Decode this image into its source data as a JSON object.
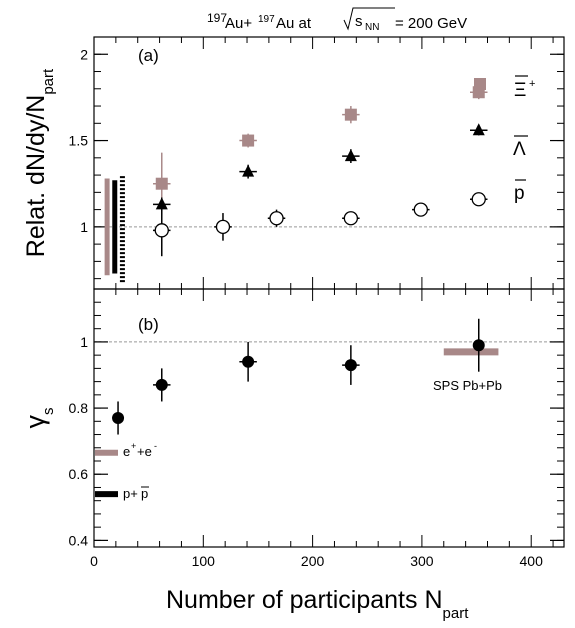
{
  "header": {
    "title_pre": "197",
    "title_mid": " Au+",
    "title_mid2": "197",
    "title_post": "Au at ",
    "sqrt_s": "s",
    "sqrt_sub": "NN",
    "title_end": " = 200 GeV"
  },
  "chart_data": [
    {
      "panel": "(a)",
      "type": "scatter",
      "ylabel_main": "Relat. dN/dy/N",
      "ylabel_sub": "part",
      "ylim": [
        0.64,
        2.1
      ],
      "xlim": [
        0,
        430
      ],
      "yticks": [
        1,
        1.5,
        2
      ],
      "ytick_labels": [
        "1",
        "1.5",
        "2"
      ],
      "reference_line": 1,
      "series": [
        {
          "name": "Ξ̄⁺",
          "label_main": "Ξ",
          "label_sup": "+",
          "color": "#a88888",
          "marker": "square",
          "points": [
            {
              "x": 62,
              "y": 1.25,
              "yerr": 0.18
            },
            {
              "x": 141,
              "y": 1.5,
              "yerr": 0.04
            },
            {
              "x": 235,
              "y": 1.65,
              "yerr": 0.05
            },
            {
              "x": 352,
              "y": 1.78,
              "yerr": 0.04
            }
          ]
        },
        {
          "name": "Λ̄",
          "label_main": "Λ",
          "color": "#000000",
          "marker": "triangle",
          "points": [
            {
              "x": 62,
              "y": 1.13,
              "yerr": 0.04
            },
            {
              "x": 141,
              "y": 1.32,
              "yerr": 0.04
            },
            {
              "x": 235,
              "y": 1.41,
              "yerr": 0.04
            },
            {
              "x": 352,
              "y": 1.56,
              "yerr": 0.03
            }
          ]
        },
        {
          "name": "p̄",
          "label_main": "p",
          "color": "#000000",
          "marker": "open-circle",
          "points": [
            {
              "x": 62,
              "y": 0.98,
              "yerr": 0.15
            },
            {
              "x": 118,
              "y": 1.0,
              "yerr": 0.08
            },
            {
              "x": 167,
              "y": 1.05,
              "yerr": 0.05
            },
            {
              "x": 235,
              "y": 1.05,
              "yerr": 0.03
            },
            {
              "x": 299,
              "y": 1.1,
              "yerr": 0.02
            },
            {
              "x": 352,
              "y": 1.16,
              "yerr": 0.02
            }
          ]
        }
      ],
      "systematic_bands": [
        {
          "x": 12,
          "ylow": 0.72,
          "yhigh": 1.28,
          "color": "#a88888",
          "style": "solid"
        },
        {
          "x": 19,
          "ylow": 0.73,
          "yhigh": 1.27,
          "color": "#000000",
          "style": "solid"
        },
        {
          "x": 26,
          "ylow": 0.68,
          "yhigh": 1.3,
          "color": "#000000",
          "style": "dashed"
        }
      ]
    },
    {
      "panel": "(b)",
      "type": "scatter",
      "ylabel_main": "γ",
      "ylabel_sub": "s",
      "ylim": [
        0.38,
        1.16
      ],
      "xlim": [
        0,
        430
      ],
      "yticks": [
        0.4,
        0.6,
        0.8,
        1
      ],
      "ytick_labels": [
        "0.4",
        "0.6",
        "0.8",
        "1"
      ],
      "reference_line": 1,
      "series": [
        {
          "name": "gamma_s",
          "color": "#000000",
          "marker": "filled-circle",
          "points": [
            {
              "x": 22,
              "y": 0.77,
              "yerr": 0.05,
              "xerr": 4
            },
            {
              "x": 62,
              "y": 0.87,
              "yerr": 0.05,
              "xerr": 8
            },
            {
              "x": 141,
              "y": 0.94,
              "yerr": 0.06,
              "xerr": 8
            },
            {
              "x": 235,
              "y": 0.93,
              "yerr": 0.06,
              "xerr": 8
            },
            {
              "x": 352,
              "y": 0.99,
              "yerr": 0.08,
              "xerr": 0
            }
          ]
        }
      ],
      "sps_band": {
        "xmin": 320,
        "xmax": 370,
        "y": 0.97,
        "color": "#a88888"
      },
      "sps_label": "SPS Pb+Pb",
      "ref_bands": [
        {
          "y": 0.665,
          "color": "#a88888",
          "label_pre": "e",
          "label_sup1": "+",
          "label_mid": "+e",
          "label_sup2": "-"
        },
        {
          "y": 0.54,
          "color": "#000000",
          "label_pre": "p+",
          "label_bar": "p"
        }
      ]
    }
  ],
  "xaxis": {
    "label_main": "Number of participants N",
    "label_sub": "part",
    "ticks": [
      0,
      100,
      200,
      300,
      400
    ],
    "tick_labels": [
      "0",
      "100",
      "200",
      "300",
      "400"
    ]
  }
}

Task goal — Each entry must be retyped word for word, with every image omitted.

Correct answer —
Decode this image into its source data as a JSON object.
{
  "header": {
    "title_pre": "197",
    "title_mid": " Au+",
    "title_mid2": "197",
    "title_post": "Au at ",
    "sqrt_s": "s",
    "sqrt_sub": "NN",
    "title_end": " = 200 GeV"
  },
  "chart_data": [
    {
      "panel": "(a)",
      "type": "scatter",
      "ylabel_main": "Relat. dN/dy/N",
      "ylabel_sub": "part",
      "ylim": [
        0.64,
        2.1
      ],
      "xlim": [
        0,
        430
      ],
      "yticks": [
        1,
        1.5,
        2
      ],
      "ytick_labels": [
        "1",
        "1.5",
        "2"
      ],
      "reference_line": 1,
      "series": [
        {
          "name": "Ξ̄⁺",
          "label_main": "Ξ",
          "label_sup": "+",
          "color": "#a88888",
          "marker": "square",
          "points": [
            {
              "x": 62,
              "y": 1.25,
              "yerr": 0.18
            },
            {
              "x": 141,
              "y": 1.5,
              "yerr": 0.04
            },
            {
              "x": 235,
              "y": 1.65,
              "yerr": 0.05
            },
            {
              "x": 352,
              "y": 1.78,
              "yerr": 0.04
            }
          ]
        },
        {
          "name": "Λ̄",
          "label_main": "Λ",
          "color": "#000000",
          "marker": "triangle",
          "points": [
            {
              "x": 62,
              "y": 1.13,
              "yerr": 0.04
            },
            {
              "x": 141,
              "y": 1.32,
              "yerr": 0.04
            },
            {
              "x": 235,
              "y": 1.41,
              "yerr": 0.04
            },
            {
              "x": 352,
              "y": 1.56,
              "yerr": 0.03
            }
          ]
        },
        {
          "name": "p̄",
          "label_main": "p",
          "color": "#000000",
          "marker": "open-circle",
          "points": [
            {
              "x": 62,
              "y": 0.98,
              "yerr": 0.15
            },
            {
              "x": 118,
              "y": 1.0,
              "yerr": 0.08
            },
            {
              "x": 167,
              "y": 1.05,
              "yerr": 0.05
            },
            {
              "x": 235,
              "y": 1.05,
              "yerr": 0.03
            },
            {
              "x": 299,
              "y": 1.1,
              "yerr": 0.02
            },
            {
              "x": 352,
              "y": 1.16,
              "yerr": 0.02
            }
          ]
        }
      ],
      "systematic_bands": [
        {
          "x": 12,
          "ylow": 0.72,
          "yhigh": 1.28,
          "color": "#a88888",
          "style": "solid"
        },
        {
          "x": 19,
          "ylow": 0.73,
          "yhigh": 1.27,
          "color": "#000000",
          "style": "solid"
        },
        {
          "x": 26,
          "ylow": 0.68,
          "yhigh": 1.3,
          "color": "#000000",
          "style": "dashed"
        }
      ]
    },
    {
      "panel": "(b)",
      "type": "scatter",
      "ylabel_main": "γ",
      "ylabel_sub": "s",
      "ylim": [
        0.38,
        1.16
      ],
      "xlim": [
        0,
        430
      ],
      "yticks": [
        0.4,
        0.6,
        0.8,
        1
      ],
      "ytick_labels": [
        "0.4",
        "0.6",
        "0.8",
        "1"
      ],
      "reference_line": 1,
      "series": [
        {
          "name": "gamma_s",
          "color": "#000000",
          "marker": "filled-circle",
          "points": [
            {
              "x": 22,
              "y": 0.77,
              "yerr": 0.05,
              "xerr": 4
            },
            {
              "x": 62,
              "y": 0.87,
              "yerr": 0.05,
              "xerr": 8
            },
            {
              "x": 141,
              "y": 0.94,
              "yerr": 0.06,
              "xerr": 8
            },
            {
              "x": 235,
              "y": 0.93,
              "yerr": 0.06,
              "xerr": 8
            },
            {
              "x": 352,
              "y": 0.99,
              "yerr": 0.08,
              "xerr": 0
            }
          ]
        }
      ],
      "sps_band": {
        "xmin": 320,
        "xmax": 370,
        "y": 0.97,
        "color": "#a88888"
      },
      "sps_label": "SPS Pb+Pb",
      "ref_bands": [
        {
          "y": 0.665,
          "color": "#a88888",
          "label_pre": "e",
          "label_sup1": "+",
          "label_mid": "+e",
          "label_sup2": "-"
        },
        {
          "y": 0.54,
          "color": "#000000",
          "label_pre": "p+",
          "label_bar": "p"
        }
      ]
    }
  ],
  "xaxis": {
    "label_main": "Number of participants N",
    "label_sub": "part",
    "ticks": [
      0,
      100,
      200,
      300,
      400
    ],
    "tick_labels": [
      "0",
      "100",
      "200",
      "300",
      "400"
    ]
  }
}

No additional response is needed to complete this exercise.